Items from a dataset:
——
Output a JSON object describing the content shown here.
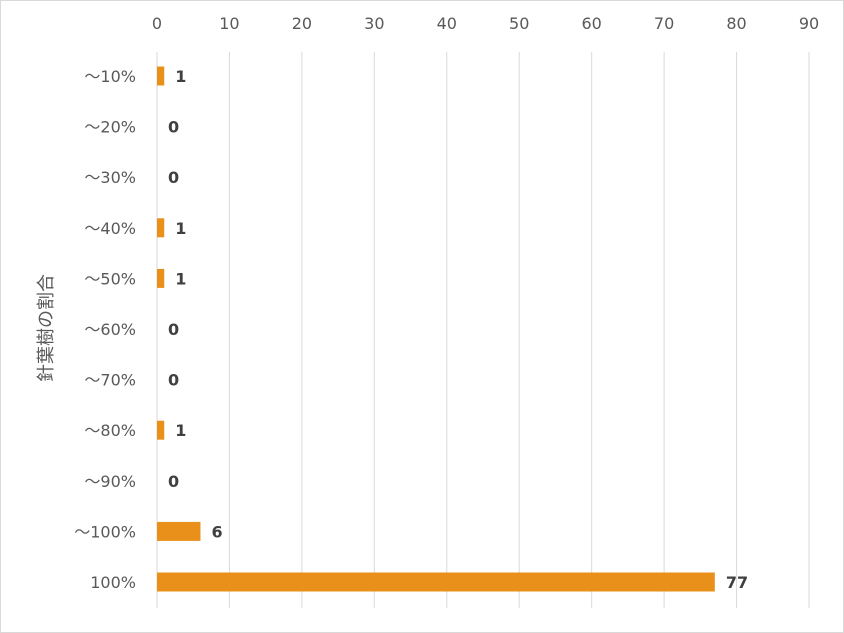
{
  "chart_data": {
    "type": "bar",
    "orientation": "horizontal",
    "ylabel": "針葉樹の割合",
    "categories": [
      "～10%",
      "～20%",
      "～30%",
      "～40%",
      "～50%",
      "～60%",
      "～70%",
      "～80%",
      "～90%",
      "～100%",
      "100%"
    ],
    "values": [
      1,
      0,
      0,
      1,
      1,
      0,
      0,
      1,
      0,
      6,
      77
    ],
    "xlim": [
      0,
      90
    ],
    "xticks": [
      "0",
      "10",
      "20",
      "30",
      "40",
      "50",
      "60",
      "70",
      "80",
      "90"
    ],
    "x_axis_position": "top",
    "grid": true,
    "legend": "none",
    "data_labels": true,
    "bar_color": "#E8901A",
    "grid_color": "#D9D9D9"
  }
}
——
Every line of text is to be repeated exactly; pictures are left out.

### THE ANSWER
Output a JSON object describing the content shown here.
{
  "chart_data": {
    "type": "bar",
    "orientation": "horizontal",
    "ylabel": "針葉樹の割合",
    "categories": [
      "～10%",
      "～20%",
      "～30%",
      "～40%",
      "～50%",
      "～60%",
      "～70%",
      "～80%",
      "～90%",
      "～100%",
      "100%"
    ],
    "values": [
      1,
      0,
      0,
      1,
      1,
      0,
      0,
      1,
      0,
      6,
      77
    ],
    "xlim": [
      0,
      90
    ],
    "xticks": [
      "0",
      "10",
      "20",
      "30",
      "40",
      "50",
      "60",
      "70",
      "80",
      "90"
    ],
    "x_axis_position": "top",
    "grid": true,
    "legend": "none",
    "data_labels": true,
    "bar_color": "#E8901A",
    "grid_color": "#D9D9D9"
  }
}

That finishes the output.